> Exercise objective
Return the lines below exactly, starting with the line that contains "Transcribe the text in this document." and stopping after the last line.

> Data for this task
┏━━

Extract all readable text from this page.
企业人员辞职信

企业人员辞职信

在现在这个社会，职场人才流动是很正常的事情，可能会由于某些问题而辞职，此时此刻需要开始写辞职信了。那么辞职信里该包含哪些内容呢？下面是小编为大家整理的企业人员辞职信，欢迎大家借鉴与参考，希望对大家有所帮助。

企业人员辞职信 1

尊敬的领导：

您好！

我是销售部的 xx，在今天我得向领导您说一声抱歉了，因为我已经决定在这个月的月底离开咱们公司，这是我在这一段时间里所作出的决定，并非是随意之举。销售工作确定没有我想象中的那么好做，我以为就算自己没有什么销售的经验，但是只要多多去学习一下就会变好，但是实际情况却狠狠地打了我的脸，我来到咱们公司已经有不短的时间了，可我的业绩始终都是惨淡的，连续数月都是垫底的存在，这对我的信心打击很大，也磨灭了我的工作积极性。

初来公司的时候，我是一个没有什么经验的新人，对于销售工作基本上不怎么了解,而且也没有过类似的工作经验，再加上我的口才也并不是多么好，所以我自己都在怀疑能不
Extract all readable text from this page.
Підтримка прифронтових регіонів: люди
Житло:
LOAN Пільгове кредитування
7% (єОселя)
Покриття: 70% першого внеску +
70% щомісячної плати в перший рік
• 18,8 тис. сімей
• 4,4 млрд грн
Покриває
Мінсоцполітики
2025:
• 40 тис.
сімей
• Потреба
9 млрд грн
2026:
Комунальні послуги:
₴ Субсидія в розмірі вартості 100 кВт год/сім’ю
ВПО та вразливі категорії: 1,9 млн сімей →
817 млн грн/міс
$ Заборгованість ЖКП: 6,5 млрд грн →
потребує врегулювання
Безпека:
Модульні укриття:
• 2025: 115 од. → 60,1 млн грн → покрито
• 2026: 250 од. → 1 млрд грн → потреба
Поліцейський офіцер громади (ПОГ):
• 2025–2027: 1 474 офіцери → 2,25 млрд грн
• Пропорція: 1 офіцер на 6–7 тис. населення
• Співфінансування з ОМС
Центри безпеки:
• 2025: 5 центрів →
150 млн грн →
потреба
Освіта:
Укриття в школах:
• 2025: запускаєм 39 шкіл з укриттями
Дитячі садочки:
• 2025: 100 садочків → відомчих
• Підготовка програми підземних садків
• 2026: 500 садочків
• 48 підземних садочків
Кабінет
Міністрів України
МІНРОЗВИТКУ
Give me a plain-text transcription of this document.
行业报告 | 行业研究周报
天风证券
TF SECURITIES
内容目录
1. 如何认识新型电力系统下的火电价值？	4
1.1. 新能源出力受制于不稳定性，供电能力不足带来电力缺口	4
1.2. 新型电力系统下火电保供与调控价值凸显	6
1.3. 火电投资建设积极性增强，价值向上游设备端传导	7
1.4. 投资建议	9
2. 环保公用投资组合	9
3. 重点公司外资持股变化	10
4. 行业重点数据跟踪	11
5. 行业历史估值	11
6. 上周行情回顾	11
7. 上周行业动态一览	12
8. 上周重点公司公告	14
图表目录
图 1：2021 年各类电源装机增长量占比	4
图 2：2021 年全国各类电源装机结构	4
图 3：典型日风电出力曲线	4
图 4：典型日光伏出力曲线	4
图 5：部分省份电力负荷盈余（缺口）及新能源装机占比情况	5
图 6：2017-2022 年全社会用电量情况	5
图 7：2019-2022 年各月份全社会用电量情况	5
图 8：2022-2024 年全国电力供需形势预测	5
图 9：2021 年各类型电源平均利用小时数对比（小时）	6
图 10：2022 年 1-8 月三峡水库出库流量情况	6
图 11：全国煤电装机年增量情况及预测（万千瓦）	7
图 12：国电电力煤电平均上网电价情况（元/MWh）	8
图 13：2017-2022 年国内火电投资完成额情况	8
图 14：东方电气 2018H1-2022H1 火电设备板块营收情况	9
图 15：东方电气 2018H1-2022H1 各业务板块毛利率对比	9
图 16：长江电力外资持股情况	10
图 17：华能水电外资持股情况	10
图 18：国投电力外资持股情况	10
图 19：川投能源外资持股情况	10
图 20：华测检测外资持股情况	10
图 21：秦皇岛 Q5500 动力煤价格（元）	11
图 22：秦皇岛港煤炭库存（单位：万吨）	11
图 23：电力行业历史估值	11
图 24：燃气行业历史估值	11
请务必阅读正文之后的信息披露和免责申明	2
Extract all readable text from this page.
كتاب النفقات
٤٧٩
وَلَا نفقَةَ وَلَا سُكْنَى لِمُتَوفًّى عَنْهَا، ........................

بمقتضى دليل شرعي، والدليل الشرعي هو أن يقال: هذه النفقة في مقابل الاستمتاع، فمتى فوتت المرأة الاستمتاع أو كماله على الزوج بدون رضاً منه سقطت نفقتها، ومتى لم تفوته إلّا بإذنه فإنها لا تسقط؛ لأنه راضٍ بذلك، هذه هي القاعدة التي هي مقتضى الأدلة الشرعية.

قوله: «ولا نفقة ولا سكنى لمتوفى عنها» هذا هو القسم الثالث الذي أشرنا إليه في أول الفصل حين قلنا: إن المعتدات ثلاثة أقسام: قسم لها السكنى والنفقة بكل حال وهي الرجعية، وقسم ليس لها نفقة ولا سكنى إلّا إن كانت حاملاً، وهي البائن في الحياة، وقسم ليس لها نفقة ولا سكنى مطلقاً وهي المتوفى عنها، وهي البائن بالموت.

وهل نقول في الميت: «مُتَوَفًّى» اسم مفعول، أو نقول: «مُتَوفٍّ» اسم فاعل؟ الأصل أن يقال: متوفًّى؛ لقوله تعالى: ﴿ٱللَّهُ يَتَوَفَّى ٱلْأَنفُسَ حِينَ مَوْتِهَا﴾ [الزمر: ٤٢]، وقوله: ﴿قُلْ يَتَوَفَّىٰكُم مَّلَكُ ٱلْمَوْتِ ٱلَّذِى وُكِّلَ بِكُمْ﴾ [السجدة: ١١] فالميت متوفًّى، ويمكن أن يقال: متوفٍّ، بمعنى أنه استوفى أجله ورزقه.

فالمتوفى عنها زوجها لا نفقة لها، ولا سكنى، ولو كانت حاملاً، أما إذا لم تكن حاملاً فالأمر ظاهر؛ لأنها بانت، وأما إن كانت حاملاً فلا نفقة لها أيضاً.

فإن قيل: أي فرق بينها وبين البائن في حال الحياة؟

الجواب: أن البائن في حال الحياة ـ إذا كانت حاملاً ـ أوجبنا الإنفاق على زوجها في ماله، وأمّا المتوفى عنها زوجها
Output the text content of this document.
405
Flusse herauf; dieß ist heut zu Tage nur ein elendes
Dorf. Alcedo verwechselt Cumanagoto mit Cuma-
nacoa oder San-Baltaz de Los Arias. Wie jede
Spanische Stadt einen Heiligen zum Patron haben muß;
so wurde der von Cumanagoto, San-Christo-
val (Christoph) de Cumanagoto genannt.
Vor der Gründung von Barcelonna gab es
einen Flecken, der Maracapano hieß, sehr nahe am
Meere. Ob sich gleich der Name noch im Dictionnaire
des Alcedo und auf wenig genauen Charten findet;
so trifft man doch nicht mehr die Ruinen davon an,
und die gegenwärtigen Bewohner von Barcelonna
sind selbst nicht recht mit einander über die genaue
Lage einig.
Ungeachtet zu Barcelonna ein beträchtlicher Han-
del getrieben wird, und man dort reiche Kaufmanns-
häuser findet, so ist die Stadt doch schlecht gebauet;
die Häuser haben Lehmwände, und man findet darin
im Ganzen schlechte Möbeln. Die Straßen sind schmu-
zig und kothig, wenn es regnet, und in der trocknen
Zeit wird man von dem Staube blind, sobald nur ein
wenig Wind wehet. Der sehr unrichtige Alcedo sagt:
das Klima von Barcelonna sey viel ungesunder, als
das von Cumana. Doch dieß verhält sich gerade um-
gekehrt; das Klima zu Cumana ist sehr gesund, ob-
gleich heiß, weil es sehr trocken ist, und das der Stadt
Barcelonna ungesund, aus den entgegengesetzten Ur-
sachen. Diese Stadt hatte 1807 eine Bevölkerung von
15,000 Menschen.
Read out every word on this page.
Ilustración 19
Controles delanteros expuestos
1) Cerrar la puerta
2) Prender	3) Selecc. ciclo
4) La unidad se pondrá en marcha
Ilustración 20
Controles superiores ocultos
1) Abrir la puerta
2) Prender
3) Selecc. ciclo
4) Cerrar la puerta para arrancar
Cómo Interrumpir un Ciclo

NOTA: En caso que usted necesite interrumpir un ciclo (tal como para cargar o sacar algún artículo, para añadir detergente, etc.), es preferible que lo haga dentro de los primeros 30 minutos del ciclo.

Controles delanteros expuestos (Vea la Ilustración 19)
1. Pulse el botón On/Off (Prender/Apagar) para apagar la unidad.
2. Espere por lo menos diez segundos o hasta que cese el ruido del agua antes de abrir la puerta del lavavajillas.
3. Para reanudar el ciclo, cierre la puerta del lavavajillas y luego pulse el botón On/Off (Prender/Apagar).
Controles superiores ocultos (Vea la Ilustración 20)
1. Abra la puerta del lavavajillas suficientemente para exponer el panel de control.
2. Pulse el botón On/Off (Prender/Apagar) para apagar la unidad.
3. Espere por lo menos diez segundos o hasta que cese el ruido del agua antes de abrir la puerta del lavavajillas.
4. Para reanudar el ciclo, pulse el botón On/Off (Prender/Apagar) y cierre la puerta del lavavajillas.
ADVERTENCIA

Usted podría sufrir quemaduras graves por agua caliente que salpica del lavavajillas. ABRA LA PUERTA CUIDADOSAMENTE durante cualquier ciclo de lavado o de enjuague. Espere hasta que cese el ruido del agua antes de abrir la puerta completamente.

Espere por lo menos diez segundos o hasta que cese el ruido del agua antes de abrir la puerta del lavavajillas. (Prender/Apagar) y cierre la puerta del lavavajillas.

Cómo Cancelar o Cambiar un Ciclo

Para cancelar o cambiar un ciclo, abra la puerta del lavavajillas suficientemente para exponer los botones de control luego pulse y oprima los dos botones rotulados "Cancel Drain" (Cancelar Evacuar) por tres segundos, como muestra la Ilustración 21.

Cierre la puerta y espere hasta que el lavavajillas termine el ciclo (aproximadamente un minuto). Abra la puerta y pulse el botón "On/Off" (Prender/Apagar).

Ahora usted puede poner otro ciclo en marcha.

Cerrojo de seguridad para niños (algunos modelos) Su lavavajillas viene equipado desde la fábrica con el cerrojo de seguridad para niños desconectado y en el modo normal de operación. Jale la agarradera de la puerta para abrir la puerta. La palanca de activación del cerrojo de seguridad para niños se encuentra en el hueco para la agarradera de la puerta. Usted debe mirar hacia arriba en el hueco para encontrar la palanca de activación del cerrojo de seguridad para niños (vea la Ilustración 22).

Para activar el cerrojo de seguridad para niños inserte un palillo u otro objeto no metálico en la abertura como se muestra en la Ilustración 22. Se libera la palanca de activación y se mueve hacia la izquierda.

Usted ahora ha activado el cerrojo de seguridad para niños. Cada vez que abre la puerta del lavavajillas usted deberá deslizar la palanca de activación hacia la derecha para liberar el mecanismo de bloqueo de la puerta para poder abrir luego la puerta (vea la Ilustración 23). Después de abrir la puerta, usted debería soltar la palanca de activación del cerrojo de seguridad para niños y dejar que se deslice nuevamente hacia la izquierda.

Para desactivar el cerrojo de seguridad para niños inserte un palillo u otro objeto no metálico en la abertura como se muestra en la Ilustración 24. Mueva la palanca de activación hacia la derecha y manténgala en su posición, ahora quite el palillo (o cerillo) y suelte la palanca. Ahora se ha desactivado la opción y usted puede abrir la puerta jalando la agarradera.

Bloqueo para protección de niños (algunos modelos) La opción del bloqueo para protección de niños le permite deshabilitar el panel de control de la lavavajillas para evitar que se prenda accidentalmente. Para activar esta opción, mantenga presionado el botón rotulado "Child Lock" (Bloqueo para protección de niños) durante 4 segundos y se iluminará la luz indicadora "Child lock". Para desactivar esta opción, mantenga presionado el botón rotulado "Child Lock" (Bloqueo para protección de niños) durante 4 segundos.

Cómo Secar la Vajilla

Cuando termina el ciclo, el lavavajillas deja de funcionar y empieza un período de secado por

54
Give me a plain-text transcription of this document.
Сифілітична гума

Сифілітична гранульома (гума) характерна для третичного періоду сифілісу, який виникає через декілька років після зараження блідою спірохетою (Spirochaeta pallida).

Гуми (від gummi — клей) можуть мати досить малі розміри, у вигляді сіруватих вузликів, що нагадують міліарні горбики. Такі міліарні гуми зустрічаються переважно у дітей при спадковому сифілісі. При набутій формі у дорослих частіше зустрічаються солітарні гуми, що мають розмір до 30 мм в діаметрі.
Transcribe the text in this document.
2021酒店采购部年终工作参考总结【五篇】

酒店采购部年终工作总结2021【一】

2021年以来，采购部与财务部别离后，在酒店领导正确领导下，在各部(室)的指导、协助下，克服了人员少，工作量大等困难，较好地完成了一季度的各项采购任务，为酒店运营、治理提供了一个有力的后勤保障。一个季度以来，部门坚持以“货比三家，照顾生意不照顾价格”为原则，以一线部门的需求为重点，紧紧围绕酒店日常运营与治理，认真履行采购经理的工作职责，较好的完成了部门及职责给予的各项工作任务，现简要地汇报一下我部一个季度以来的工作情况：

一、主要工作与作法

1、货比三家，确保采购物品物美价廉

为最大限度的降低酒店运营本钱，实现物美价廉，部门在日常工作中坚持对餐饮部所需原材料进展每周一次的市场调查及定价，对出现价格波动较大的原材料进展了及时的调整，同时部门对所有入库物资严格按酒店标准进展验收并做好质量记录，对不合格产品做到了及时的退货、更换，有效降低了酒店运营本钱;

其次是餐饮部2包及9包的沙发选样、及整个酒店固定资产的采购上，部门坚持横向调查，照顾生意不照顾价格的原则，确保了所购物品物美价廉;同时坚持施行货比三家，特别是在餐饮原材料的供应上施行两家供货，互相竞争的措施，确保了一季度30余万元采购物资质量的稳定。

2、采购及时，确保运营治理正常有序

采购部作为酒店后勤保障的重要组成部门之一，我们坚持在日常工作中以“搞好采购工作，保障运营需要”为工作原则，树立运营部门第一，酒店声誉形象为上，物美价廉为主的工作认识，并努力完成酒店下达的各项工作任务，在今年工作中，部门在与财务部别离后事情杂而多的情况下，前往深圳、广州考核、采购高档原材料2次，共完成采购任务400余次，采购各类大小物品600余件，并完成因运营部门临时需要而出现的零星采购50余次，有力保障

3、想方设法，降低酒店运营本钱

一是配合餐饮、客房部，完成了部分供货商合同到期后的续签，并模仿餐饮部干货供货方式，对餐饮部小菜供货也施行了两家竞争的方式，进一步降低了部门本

┗━━

> Solution
Transcribe the text in this document.
2021酒店采购部年终工作参考总结【五篇】

酒店采购部年终工作总结2021【一】

2021年以来，采购部与财务部别离后，在酒店领导正确领导下，在各部(室)的指导、协助下，克服了人员少，工作量大等困难，较好地完成了一季度的各项采购任务，为酒店运营、治理提供了一个有力的后勤保障。一个季度以来，部门坚持以“货比三家，照顾生意不照顾价格”为原则，以一线部门的需求为重点，紧紧围绕酒店日常运营与治理，认真履行采购经理的工作职责，较好的完成了部门及职责给予的各项工作任务，现简要地汇报一下我部一个季度以来的工作情况：

一、主要工作与作法

1、货比三家，确保采购物品物美价廉

为最大限度的降低酒店运营本钱，实现物美价廉，部门在日常工作中坚持对餐饮部所需原材料进展每周一次的市场调查及定价，对出现价格波动较大的原材料进展了及时的调整，同时部门对所有入库物资严格按酒店标准进展验收并做好质量记录，对不合格产品做到了及时的退货、更换，有效降低了酒店运营本钱;

其次是餐饮部2包及9包的沙发选样、及整个酒店固定资产的采购上，部门坚持横向调查，照顾生意不照顾价格的原则，确保了所购物品物美价廉;同时坚持施行货比三家，特别是在餐饮原材料的供应上施行两家供货，互相竞争的措施，确保了一季度30余万元采购物资质量的稳定。

2、采购及时，确保运营治理正常有序

采购部作为酒店后勤保障的重要组成部门之一，我们坚持在日常工作中以“搞好采购工作，保障运营需要”为工作原则，树立运营部门第一，酒店声誉形象为上，物美价廉为主的工作认识，并努力完成酒店下达的各项工作任务，在今年工作中，部门在与财务部别离后事情杂而多的情况下，前往深圳、广州考核、采购高档原材料2次，共完成采购任务400余次，采购各类大小物品600余件，并完成因运营部门临时需要而出现的零星采购50余次，有力保障

3、想方设法，降低酒店运营本钱

一是配合餐饮、客房部，完成了部分供货商合同到期后的续签，并模仿餐饮部干货供货方式，对餐饮部小菜供货也施行了两家竞争的方式，进一步降低了部门本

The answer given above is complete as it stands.